**ACTION ITEM:**
Word for word, return every record that follows.

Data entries
-----
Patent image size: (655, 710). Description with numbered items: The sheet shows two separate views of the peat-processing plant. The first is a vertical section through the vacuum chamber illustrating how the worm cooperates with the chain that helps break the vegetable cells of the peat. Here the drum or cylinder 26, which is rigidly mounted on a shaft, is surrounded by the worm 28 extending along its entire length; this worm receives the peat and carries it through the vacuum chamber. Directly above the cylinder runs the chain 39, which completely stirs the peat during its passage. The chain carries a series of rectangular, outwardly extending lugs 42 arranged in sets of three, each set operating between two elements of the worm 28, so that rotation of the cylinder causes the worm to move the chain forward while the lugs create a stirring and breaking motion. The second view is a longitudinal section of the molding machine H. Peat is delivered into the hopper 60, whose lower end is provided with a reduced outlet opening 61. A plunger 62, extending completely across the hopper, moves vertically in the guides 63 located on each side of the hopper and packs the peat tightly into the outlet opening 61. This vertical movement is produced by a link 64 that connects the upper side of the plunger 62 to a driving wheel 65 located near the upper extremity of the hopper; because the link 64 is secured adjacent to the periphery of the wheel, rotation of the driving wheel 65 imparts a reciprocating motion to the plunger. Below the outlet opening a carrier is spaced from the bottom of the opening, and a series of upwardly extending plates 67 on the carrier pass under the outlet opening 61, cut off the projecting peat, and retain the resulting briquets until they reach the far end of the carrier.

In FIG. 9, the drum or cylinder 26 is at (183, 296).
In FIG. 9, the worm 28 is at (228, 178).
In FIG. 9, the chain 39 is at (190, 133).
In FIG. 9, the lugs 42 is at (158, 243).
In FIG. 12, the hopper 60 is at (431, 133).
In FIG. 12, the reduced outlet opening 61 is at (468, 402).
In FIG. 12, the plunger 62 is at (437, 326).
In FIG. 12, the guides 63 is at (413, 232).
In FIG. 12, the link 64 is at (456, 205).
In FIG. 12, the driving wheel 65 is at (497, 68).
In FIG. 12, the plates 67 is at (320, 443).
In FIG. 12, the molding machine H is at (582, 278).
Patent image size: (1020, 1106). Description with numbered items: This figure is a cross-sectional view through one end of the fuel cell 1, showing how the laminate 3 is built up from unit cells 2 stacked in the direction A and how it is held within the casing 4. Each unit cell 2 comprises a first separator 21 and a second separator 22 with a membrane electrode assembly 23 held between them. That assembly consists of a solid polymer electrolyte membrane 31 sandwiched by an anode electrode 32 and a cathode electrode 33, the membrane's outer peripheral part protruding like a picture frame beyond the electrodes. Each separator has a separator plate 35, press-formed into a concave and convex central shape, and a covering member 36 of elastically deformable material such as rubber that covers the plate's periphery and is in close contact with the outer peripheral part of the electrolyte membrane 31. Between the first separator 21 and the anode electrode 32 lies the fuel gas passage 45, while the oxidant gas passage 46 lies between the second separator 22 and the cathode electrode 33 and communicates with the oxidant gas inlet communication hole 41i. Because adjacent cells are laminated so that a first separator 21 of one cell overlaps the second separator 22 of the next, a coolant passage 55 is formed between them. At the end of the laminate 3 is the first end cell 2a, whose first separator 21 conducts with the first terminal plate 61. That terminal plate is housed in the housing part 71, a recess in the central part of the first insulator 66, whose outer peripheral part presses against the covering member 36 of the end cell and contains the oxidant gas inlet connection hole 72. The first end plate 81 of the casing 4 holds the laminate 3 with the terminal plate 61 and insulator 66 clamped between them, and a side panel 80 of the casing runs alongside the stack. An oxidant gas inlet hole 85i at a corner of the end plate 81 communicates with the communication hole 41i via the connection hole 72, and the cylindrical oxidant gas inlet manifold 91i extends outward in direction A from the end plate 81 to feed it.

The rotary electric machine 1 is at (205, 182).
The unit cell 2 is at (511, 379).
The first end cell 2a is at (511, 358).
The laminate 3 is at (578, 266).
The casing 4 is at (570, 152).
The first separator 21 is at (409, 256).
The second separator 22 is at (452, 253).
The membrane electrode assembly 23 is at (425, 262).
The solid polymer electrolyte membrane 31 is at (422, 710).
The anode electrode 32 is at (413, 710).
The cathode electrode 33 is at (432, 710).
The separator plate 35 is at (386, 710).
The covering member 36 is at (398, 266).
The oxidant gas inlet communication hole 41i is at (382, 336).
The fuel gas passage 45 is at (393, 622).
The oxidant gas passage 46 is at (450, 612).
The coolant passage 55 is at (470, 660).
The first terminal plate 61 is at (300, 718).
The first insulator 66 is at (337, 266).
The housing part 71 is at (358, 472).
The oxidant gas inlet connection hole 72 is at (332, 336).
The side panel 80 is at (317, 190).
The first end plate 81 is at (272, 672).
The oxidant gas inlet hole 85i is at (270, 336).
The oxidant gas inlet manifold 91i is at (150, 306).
-----
**ANSWER SECTION:**
Patent image size: (655, 710). Description with numbered items: The sheet shows two separate views of the peat-processing plant. The first is a vertical section through the vacuum chamber illustrating how the worm cooperates with the chain that helps break the vegetable cells of the peat. Here the drum or cylinder 26, which is rigidly mounted on a shaft, is surrounded by the worm 28 extending along its entire length; this worm receives the peat and carries it through the vacuum chamber. Directly above the cylinder runs the chain 39, which completely stirs the peat during its passage. The chain carries a series of rectangular, outwardly extending lugs 42 arranged in sets of three, each set operating between two elements of the worm 28, so that rotation of the cylinder causes the worm to move the chain forward while the lugs create a stirring and breaking motion. The second view is a longitudinal section of the molding machine H. Peat is delivered into the hopper 60, whose lower end is provided with a reduced outlet opening 61. A plunger 62, extending completely across the hopper, moves vertically in the guides 63 located on each side of the hopper and packs the peat tightly into the outlet opening 61. This vertical movement is produced by a link 64 that connects the upper side of the plunger 62 to a driving wheel 65 located near the upper extremity of the hopper; because the link 64 is secured adjacent to the periphery of the wheel, rotation of the driving wheel 65 imparts a reciprocating motion to the plunger. Below the outlet opening a carrier is spaced from the bottom of the opening, and a series of upwardly extending plates 67 on the carrier pass under the outlet opening 61, cut off the projecting peat, and retain the resulting briquets until they reach the far end of the carrier.

In FIG. 9, the drum or cylinder 26 is at (183, 296).
In FIG. 9, the worm 28 is at (228, 178).
In FIG. 9, the chain 39 is at (190, 133).
In FIG. 9, the lugs 42 is at (158, 243).
In FIG. 12, the hopper 60 is at (431, 133).
In FIG. 12, the reduced outlet opening 61 is at (468, 402).
In FIG. 12, the plunger 62 is at (437, 326).
In FIG. 12, the guides 63 is at (413, 232).
In FIG. 12, the link 64 is at (456, 205).
In FIG. 12, the driving wheel 65 is at (497, 68).
In FIG. 12, the plates 67 is at (320, 443).
In FIG. 12, the molding machine H is at (582, 278).
Patent image size: (1020, 1106). Description with numbered items: This figure is a cross-sectional view through one end of the fuel cell 1, showing how the laminate 3 is built up from unit cells 2 stacked in the direction A and how it is held within the casing 4. Each unit cell 2 comprises a first separator 21 and a second separator 22 with a membrane electrode assembly 23 held between them. That assembly consists of a solid polymer electrolyte membrane 31 sandwiched by an anode electrode 32 and a cathode electrode 33, the membrane's outer peripheral part protruding like a picture frame beyond the electrodes. Each separator has a separator plate 35, press-formed into a concave and convex central shape, and a covering member 36 of elastically deformable material such as rubber that covers the plate's periphery and is in close contact with the outer peripheral part of the electrolyte membrane 31. Between the first separator 21 and the anode electrode 32 lies the fuel gas passage 45, while the oxidant gas passage 46 lies between the second separator 22 and the cathode electrode 33 and communicates with the oxidant gas inlet communication hole 41i. Because adjacent cells are laminated so that a first separator 21 of one cell overlaps the second separator 22 of the next, a coolant passage 55 is formed between them. At the end of the laminate 3 is the first end cell 2a, whose first separator 21 conducts with the first terminal plate 61. That terminal plate is housed in the housing part 71, a recess in the central part of the first insulator 66, whose outer peripheral part presses against the covering member 36 of the end cell and contains the oxidant gas inlet connection hole 72. The first end plate 81 of the casing 4 holds the laminate 3 with the terminal plate 61 and insulator 66 clamped between them, and a side panel 80 of the casing runs alongside the stack. An oxidant gas inlet hole 85i at a corner of the end plate 81 communicates with the communication hole 41i via the connection hole 72, and the cylindrical oxidant gas inlet manifold 91i extends outward in direction A from the end plate 81 to feed it.

The rotary electric machine 1 is at (205, 182).
The unit cell 2 is at (511, 379).
The first end cell 2a is at (511, 358).
The laminate 3 is at (578, 266).
The casing 4 is at (570, 152).
The first separator 21 is at (409, 256).
The second separator 22 is at (452, 253).
The membrane electrode assembly 23 is at (425, 262).
The solid polymer electrolyte membrane 31 is at (422, 710).
The anode electrode 32 is at (413, 710).
The cathode electrode 33 is at (432, 710).
The separator plate 35 is at (386, 710).
The covering member 36 is at (398, 266).
The oxidant gas inlet communication hole 41i is at (382, 336).
The fuel gas passage 45 is at (393, 622).
The oxidant gas passage 46 is at (450, 612).
The coolant passage 55 is at (470, 660).
The first terminal plate 61 is at (300, 718).
The first insulator 66 is at (337, 266).
The housing part 71 is at (358, 472).
The oxidant gas inlet connection hole 72 is at (332, 336).
The side panel 80 is at (317, 190).
The first end plate 81 is at (272, 672).
The oxidant gas inlet hole 85i is at (270, 336).
The oxidant gas inlet manifold 91i is at (150, 306).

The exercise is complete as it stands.